**To be done**. Report all lines from the entries below in which "screenshot" appears.

**Extracted information**.

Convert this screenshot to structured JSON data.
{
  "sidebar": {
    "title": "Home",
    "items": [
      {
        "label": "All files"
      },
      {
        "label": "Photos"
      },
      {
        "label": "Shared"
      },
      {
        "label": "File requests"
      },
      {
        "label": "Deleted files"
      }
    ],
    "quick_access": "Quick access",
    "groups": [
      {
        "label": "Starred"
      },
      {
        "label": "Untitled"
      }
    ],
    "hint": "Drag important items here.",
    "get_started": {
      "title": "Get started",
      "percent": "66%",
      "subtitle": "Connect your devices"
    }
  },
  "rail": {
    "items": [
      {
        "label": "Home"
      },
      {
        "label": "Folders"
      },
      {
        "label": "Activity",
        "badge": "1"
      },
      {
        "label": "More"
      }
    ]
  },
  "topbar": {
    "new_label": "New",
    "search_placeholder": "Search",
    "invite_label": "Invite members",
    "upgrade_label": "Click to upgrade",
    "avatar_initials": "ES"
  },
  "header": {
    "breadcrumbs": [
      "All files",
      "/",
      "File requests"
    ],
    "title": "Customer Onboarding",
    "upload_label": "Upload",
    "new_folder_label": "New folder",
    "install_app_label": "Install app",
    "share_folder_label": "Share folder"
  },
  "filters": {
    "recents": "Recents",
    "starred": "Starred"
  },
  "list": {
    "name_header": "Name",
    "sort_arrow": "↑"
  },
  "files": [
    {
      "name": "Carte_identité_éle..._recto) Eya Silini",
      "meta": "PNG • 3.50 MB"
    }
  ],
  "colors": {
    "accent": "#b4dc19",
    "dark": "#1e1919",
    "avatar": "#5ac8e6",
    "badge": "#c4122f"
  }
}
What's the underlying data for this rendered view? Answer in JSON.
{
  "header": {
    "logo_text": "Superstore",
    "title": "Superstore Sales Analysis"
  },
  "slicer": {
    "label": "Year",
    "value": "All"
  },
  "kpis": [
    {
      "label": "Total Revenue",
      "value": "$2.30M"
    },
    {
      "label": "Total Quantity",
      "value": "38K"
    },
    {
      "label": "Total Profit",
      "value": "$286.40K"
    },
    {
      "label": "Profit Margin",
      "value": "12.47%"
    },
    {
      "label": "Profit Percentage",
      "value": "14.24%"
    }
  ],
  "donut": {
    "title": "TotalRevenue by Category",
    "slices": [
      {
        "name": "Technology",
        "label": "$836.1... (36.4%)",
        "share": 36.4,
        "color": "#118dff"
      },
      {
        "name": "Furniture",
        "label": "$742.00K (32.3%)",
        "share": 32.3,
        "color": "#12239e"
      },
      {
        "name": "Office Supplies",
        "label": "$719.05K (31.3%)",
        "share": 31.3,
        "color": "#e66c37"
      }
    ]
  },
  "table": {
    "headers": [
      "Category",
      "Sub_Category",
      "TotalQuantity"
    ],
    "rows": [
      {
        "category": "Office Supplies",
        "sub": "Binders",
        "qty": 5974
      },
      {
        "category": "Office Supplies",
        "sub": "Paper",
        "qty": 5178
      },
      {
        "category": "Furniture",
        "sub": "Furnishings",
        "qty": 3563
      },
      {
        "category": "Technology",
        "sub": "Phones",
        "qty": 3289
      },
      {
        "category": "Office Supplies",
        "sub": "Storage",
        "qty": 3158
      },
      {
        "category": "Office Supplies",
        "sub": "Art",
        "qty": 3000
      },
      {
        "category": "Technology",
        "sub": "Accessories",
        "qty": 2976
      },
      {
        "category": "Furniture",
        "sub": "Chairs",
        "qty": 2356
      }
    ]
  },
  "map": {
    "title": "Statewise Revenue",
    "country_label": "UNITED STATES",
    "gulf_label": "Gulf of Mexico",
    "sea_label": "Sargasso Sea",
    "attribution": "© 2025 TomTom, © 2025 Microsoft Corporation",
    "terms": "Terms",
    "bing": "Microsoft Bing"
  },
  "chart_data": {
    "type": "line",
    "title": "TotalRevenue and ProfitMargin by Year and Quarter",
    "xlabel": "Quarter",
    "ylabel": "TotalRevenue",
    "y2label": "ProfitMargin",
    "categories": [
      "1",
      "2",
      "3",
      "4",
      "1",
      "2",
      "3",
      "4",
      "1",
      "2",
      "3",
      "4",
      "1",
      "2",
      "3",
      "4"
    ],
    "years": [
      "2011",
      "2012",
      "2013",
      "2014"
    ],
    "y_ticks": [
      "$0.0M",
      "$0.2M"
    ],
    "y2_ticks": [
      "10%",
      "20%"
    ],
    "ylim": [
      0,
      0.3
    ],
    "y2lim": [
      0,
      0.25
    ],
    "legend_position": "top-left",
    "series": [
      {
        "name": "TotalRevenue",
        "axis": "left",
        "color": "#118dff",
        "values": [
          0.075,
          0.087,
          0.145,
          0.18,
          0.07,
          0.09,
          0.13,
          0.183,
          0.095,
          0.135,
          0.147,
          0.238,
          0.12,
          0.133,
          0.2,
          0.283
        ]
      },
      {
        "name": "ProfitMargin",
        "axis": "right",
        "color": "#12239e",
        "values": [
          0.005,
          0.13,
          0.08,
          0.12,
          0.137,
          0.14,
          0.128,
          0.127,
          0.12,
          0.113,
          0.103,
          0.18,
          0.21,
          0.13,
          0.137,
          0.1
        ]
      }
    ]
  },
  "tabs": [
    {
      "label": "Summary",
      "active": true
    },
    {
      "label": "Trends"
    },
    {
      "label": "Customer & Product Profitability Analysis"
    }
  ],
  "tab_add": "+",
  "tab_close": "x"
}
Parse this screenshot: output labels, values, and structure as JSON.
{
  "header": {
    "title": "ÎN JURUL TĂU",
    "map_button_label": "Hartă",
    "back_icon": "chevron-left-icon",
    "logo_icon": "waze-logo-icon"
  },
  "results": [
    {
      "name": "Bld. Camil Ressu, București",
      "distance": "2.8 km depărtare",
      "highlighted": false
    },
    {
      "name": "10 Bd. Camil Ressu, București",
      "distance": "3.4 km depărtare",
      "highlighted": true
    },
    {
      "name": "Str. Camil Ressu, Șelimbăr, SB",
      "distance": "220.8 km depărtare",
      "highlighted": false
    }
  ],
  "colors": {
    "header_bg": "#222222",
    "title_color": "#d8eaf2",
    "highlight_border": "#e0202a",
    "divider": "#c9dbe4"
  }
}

**Answer for the task**.
Convert this screenshot to structured JSON data.
Parse this screenshot: output labels, values, and structure as JSON.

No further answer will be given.